Start DATA TO PROCESS
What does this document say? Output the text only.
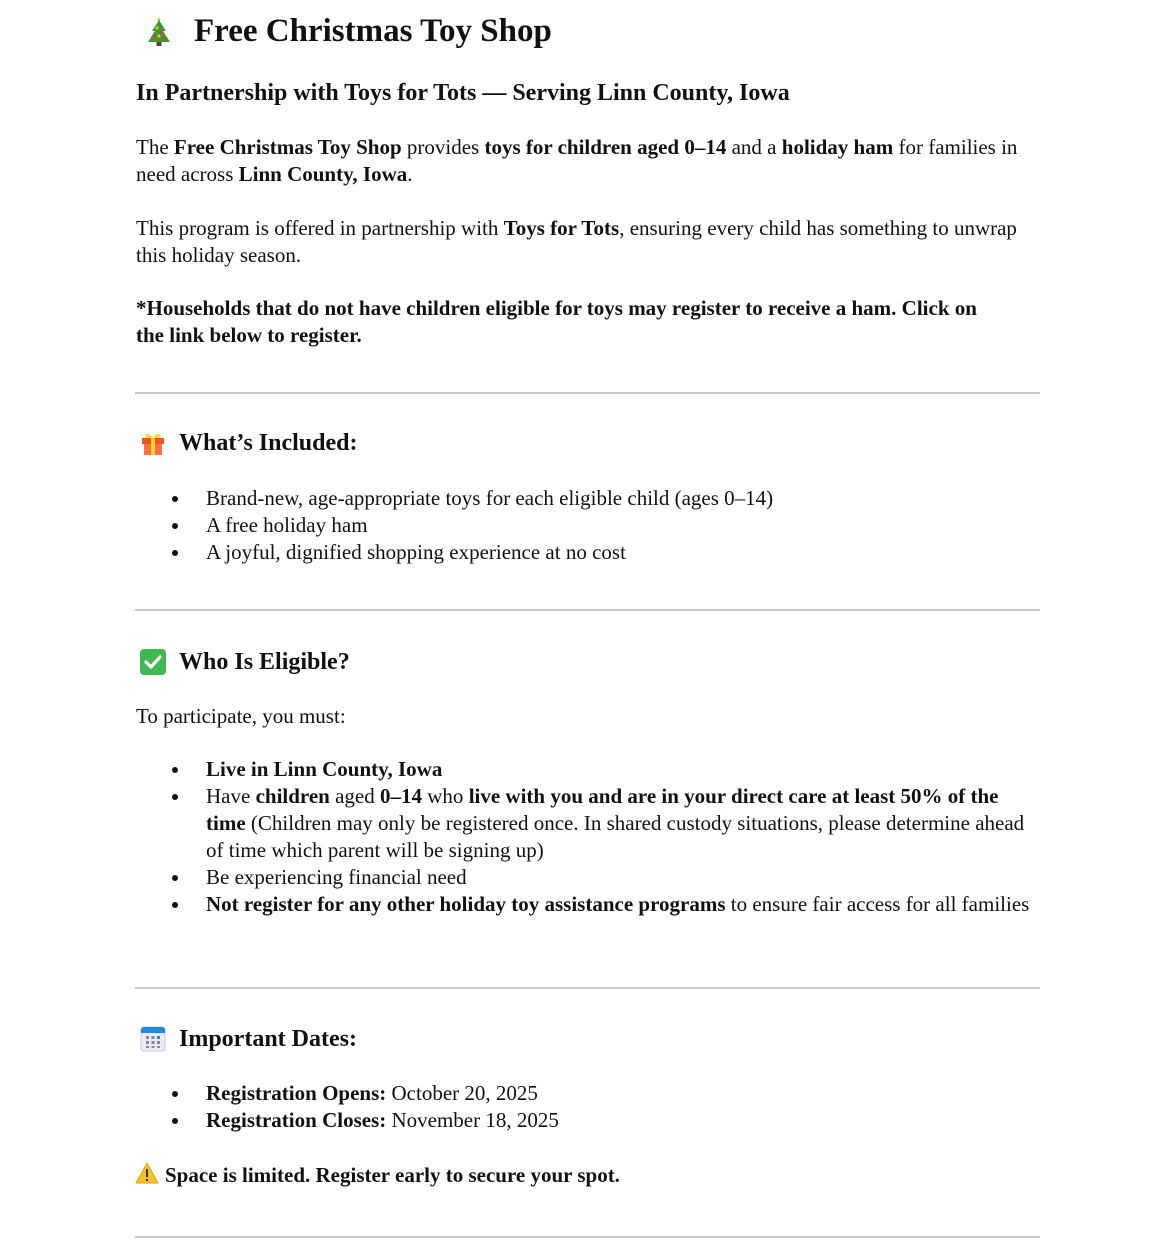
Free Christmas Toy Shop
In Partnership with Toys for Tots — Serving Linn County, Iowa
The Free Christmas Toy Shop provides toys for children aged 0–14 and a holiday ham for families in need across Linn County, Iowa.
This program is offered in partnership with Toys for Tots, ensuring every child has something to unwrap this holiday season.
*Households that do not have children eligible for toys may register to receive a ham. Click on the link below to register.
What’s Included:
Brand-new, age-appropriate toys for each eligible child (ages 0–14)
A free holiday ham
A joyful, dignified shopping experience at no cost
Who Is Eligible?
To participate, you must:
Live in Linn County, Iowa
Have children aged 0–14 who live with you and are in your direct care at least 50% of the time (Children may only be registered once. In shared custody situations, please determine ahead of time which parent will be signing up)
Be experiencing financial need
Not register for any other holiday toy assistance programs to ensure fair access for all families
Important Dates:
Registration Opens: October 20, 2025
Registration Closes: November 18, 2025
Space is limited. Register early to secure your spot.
End DATA TO PROCESS
Start DATA TO PROCESS
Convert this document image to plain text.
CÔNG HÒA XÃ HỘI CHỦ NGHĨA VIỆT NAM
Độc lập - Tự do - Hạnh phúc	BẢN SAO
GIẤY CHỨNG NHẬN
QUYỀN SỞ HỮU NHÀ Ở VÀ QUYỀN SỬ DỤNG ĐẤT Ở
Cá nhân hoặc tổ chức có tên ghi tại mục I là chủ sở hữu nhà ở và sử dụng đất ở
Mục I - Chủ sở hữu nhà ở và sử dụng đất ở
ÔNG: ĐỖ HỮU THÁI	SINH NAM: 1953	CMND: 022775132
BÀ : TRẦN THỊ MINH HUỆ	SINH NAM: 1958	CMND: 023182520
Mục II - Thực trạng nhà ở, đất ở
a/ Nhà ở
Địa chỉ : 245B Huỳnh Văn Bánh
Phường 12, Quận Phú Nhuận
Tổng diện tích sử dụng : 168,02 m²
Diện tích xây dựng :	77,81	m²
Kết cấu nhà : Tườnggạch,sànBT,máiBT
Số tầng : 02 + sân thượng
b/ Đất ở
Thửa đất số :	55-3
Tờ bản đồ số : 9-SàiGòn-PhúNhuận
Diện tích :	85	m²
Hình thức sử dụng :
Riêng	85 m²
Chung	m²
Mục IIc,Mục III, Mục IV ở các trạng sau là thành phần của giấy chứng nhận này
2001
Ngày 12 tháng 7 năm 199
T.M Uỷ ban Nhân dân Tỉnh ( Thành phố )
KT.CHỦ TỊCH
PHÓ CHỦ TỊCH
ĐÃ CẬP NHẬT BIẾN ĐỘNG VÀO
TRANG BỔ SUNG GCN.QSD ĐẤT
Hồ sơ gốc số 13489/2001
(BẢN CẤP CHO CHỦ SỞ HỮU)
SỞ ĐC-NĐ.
End DATA TO PROCESS
» PROBLEM REQUIREMENTS
Copy out the lines in which the string "Iowa" appears.

» FINISHED TASK
In Partnership with Toys for Tots — Serving Linn County, Iowa
The Free Christmas Toy Shop provides toys for children aged 0–14 and a holiday ham for families in need across Linn County, Iowa.
Live in Linn County, Iowa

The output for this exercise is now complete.